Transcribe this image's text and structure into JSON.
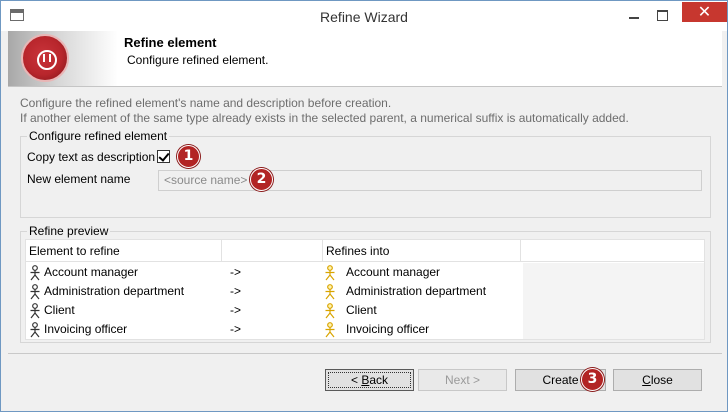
{
  "window": {
    "title": "Refine Wizard",
    "close_glyph": "✕"
  },
  "banner": {
    "title": "Refine element",
    "subtitle": "Configure refined element."
  },
  "help": {
    "line1": "Configure the refined element's name and description before creation.",
    "line2": "If another element of the same type already exists in the selected parent, a numerical suffix is automatically added."
  },
  "configure": {
    "group_label": "Configure refined element",
    "copy_label": "Copy text as description",
    "copy_checked": true,
    "name_label": "New element name",
    "name_placeholder": "<source name>"
  },
  "preview": {
    "group_label": "Refine preview",
    "headers": [
      "Element to refine",
      "",
      "Refines into",
      ""
    ],
    "rows": [
      {
        "source": "Account manager",
        "arrow": "->",
        "target": "Account manager"
      },
      {
        "source": "Administration department",
        "arrow": "->",
        "target": "Administration department"
      },
      {
        "source": "Client",
        "arrow": "->",
        "target": "Client"
      },
      {
        "source": "Invoicing officer",
        "arrow": "->",
        "target": "Invoicing officer"
      }
    ]
  },
  "buttons": {
    "back_prefix": "< ",
    "back_key": "B",
    "back_rest": "ack",
    "next": "Next >",
    "create": "Create",
    "close_key": "C",
    "close_rest": "lose"
  },
  "callouts": [
    "1",
    "2",
    "3"
  ],
  "colors": {
    "accent": "#b22424",
    "actor_source": "#333333",
    "actor_target": "#d9a400"
  }
}
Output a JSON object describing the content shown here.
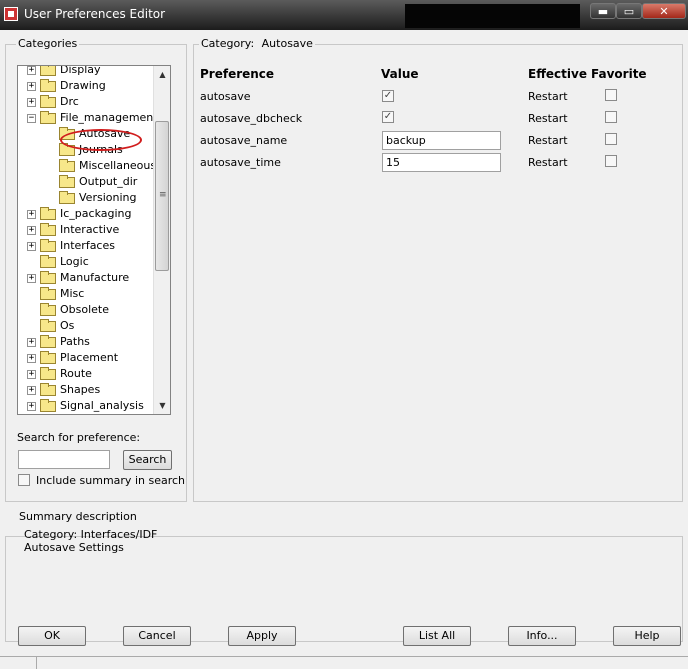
{
  "window": {
    "title": "User Preferences Editor",
    "minimize": "▬",
    "maximize": "▭",
    "close": "✕"
  },
  "categories": {
    "label": "Categories",
    "items": [
      {
        "label": "Display",
        "expander": "+"
      },
      {
        "label": "Drawing",
        "expander": "+"
      },
      {
        "label": "Drc",
        "expander": "+"
      },
      {
        "label": "File_management",
        "expander": "−"
      },
      {
        "label": "Autosave",
        "expander": ""
      },
      {
        "label": "Journals",
        "expander": ""
      },
      {
        "label": "Miscellaneous",
        "expander": ""
      },
      {
        "label": "Output_dir",
        "expander": ""
      },
      {
        "label": "Versioning",
        "expander": ""
      },
      {
        "label": "Ic_packaging",
        "expander": "+"
      },
      {
        "label": "Interactive",
        "expander": "+"
      },
      {
        "label": "Interfaces",
        "expander": "+"
      },
      {
        "label": "Logic",
        "expander": ""
      },
      {
        "label": "Manufacture",
        "expander": "+"
      },
      {
        "label": "Misc",
        "expander": ""
      },
      {
        "label": "Obsolete",
        "expander": ""
      },
      {
        "label": "Os",
        "expander": ""
      },
      {
        "label": "Paths",
        "expander": "+"
      },
      {
        "label": "Placement",
        "expander": "+"
      },
      {
        "label": "Route",
        "expander": "+"
      },
      {
        "label": "Shapes",
        "expander": "+"
      },
      {
        "label": "Signal_analysis",
        "expander": "+"
      }
    ],
    "scroll_up": "▲",
    "scroll_down": "▼",
    "grip": "≡"
  },
  "search": {
    "label": "Search for preference:",
    "value": "",
    "button": "Search",
    "include_summary": "Include summary in search",
    "include_checked": false
  },
  "category_panel": {
    "prefix": "Category:",
    "name": "Autosave"
  },
  "table": {
    "headers": {
      "preference": "Preference",
      "value": "Value",
      "effective": "Effective",
      "favorite": "Favorite"
    },
    "rows": [
      {
        "preference": "autosave",
        "value": "",
        "effective": "Restart",
        "checked": true,
        "favorite": false
      },
      {
        "preference": "autosave_dbcheck",
        "value": "",
        "effective": "Restart",
        "checked": true,
        "favorite": false
      },
      {
        "preference": "autosave_name",
        "value": "backup",
        "effective": "Restart",
        "favorite": false
      },
      {
        "preference": "autosave_time",
        "value": "15",
        "effective": "Restart",
        "favorite": false
      }
    ],
    "check_mark": "✓"
  },
  "summary": {
    "label": "Summary description",
    "line1": "Category: Interfaces/IDF",
    "line2": "Autosave Settings"
  },
  "buttons": {
    "ok": "OK",
    "cancel": "Cancel",
    "apply": "Apply",
    "list_all": "List All",
    "info": "Info...",
    "help": "Help"
  },
  "colors": {
    "highlight_circle": "#d11d1d",
    "folder": "#f7e78a"
  }
}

#####

WHAT YOU ARE ASKED TO DO - Set down every entry word for word, but omit the pictures.

THE SOLUTION -
Transcribe this image's text and structure into JSON.
{
  "window": {
    "title": "Refine Wizard",
    "close_glyph": "✕"
  },
  "banner": {
    "title": "Refine element",
    "subtitle": "Configure refined element."
  },
  "help": {
    "line1": "Configure the refined element's name and description before creation.",
    "line2": "If another element of the same type already exists in the selected parent, a numerical suffix is automatically added."
  },
  "configure": {
    "group_label": "Configure refined element",
    "copy_label": "Copy text as description",
    "copy_checked": true,
    "name_label": "New element name",
    "name_placeholder": "<source name>"
  },
  "preview": {
    "group_label": "Refine preview",
    "headers": [
      "Element to refine",
      "",
      "Refines into",
      ""
    ],
    "rows": [
      {
        "source": "Account manager",
        "arrow": "->",
        "target": "Account manager"
      },
      {
        "source": "Administration department",
        "arrow": "->",
        "target": "Administration department"
      },
      {
        "source": "Client",
        "arrow": "->",
        "target": "Client"
      },
      {
        "source": "Invoicing officer",
        "arrow": "->",
        "target": "Invoicing officer"
      }
    ]
  },
  "buttons": {
    "back_prefix": "< ",
    "back_key": "B",
    "back_rest": "ack",
    "next": "Next >",
    "create": "Create",
    "close_key": "C",
    "close_rest": "lose"
  },
  "callouts": [
    "1",
    "2",
    "3"
  ],
  "colors": {
    "accent": "#b22424",
    "actor_source": "#333333",
    "actor_target": "#d9a400"
  }
}
Output a JSON object describing the content shown here.
{
  "window": {
    "title": "User Preferences Editor",
    "minimize": "▬",
    "maximize": "▭",
    "close": "✕"
  },
  "categories": {
    "label": "Categories",
    "items": [
      {
        "label": "Display",
        "expander": "+"
      },
      {
        "label": "Drawing",
        "expander": "+"
      },
      {
        "label": "Drc",
        "expander": "+"
      },
      {
        "label": "File_management",
        "expander": "−"
      },
      {
        "label": "Autosave",
        "expander": ""
      },
      {
        "label": "Journals",
        "expander": ""
      },
      {
        "label": "Miscellaneous",
        "expander": ""
      },
      {
        "label": "Output_dir",
        "expander": ""
      },
      {
        "label": "Versioning",
        "expander": ""
      },
      {
        "label": "Ic_packaging",
        "expander": "+"
      },
      {
        "label": "Interactive",
        "expander": "+"
      },
      {
        "label": "Interfaces",
        "expander": "+"
      },
      {
        "label": "Logic",
        "expander": ""
      },
      {
        "label": "Manufacture",
        "expander": "+"
      },
      {
        "label": "Misc",
        "expander": ""
      },
      {
        "label": "Obsolete",
        "expander": ""
      },
      {
        "label": "Os",
        "expander": ""
      },
      {
        "label": "Paths",
        "expander": "+"
      },
      {
        "label": "Placement",
        "expander": "+"
      },
      {
        "label": "Route",
        "expander": "+"
      },
      {
        "label": "Shapes",
        "expander": "+"
      },
      {
        "label": "Signal_analysis",
        "expander": "+"
      }
    ],
    "scroll_up": "▲",
    "scroll_down": "▼",
    "grip": "≡"
  },
  "search": {
    "label": "Search for preference:",
    "value": "",
    "button": "Search",
    "include_summary": "Include summary in search",
    "include_checked": false
  },
  "category_panel": {
    "prefix": "Category:",
    "name": "Autosave"
  },
  "table": {
    "headers": {
      "preference": "Preference",
      "value": "Value",
      "effective": "Effective",
      "favorite": "Favorite"
    },
    "rows": [
      {
        "preference": "autosave",
        "value": "",
        "effective": "Restart",
        "checked": true,
        "favorite": false
      },
      {
        "preference": "autosave_dbcheck",
        "value": "",
        "effective": "Restart",
        "checked": true,
        "favorite": false
      },
      {
        "preference": "autosave_name",
        "value": "backup",
        "effective": "Restart",
        "favorite": false
      },
      {
        "preference": "autosave_time",
        "value": "15",
        "effective": "Restart",
        "favorite": false
      }
    ],
    "check_mark": "✓"
  },
  "summary": {
    "label": "Summary description",
    "line1": "Category: Interfaces/IDF",
    "line2": "Autosave Settings"
  },
  "buttons": {
    "ok": "OK",
    "cancel": "Cancel",
    "apply": "Apply",
    "list_all": "List All",
    "info": "Info...",
    "help": "Help"
  },
  "colors": {
    "highlight_circle": "#d11d1d",
    "folder": "#f7e78a"
  }
}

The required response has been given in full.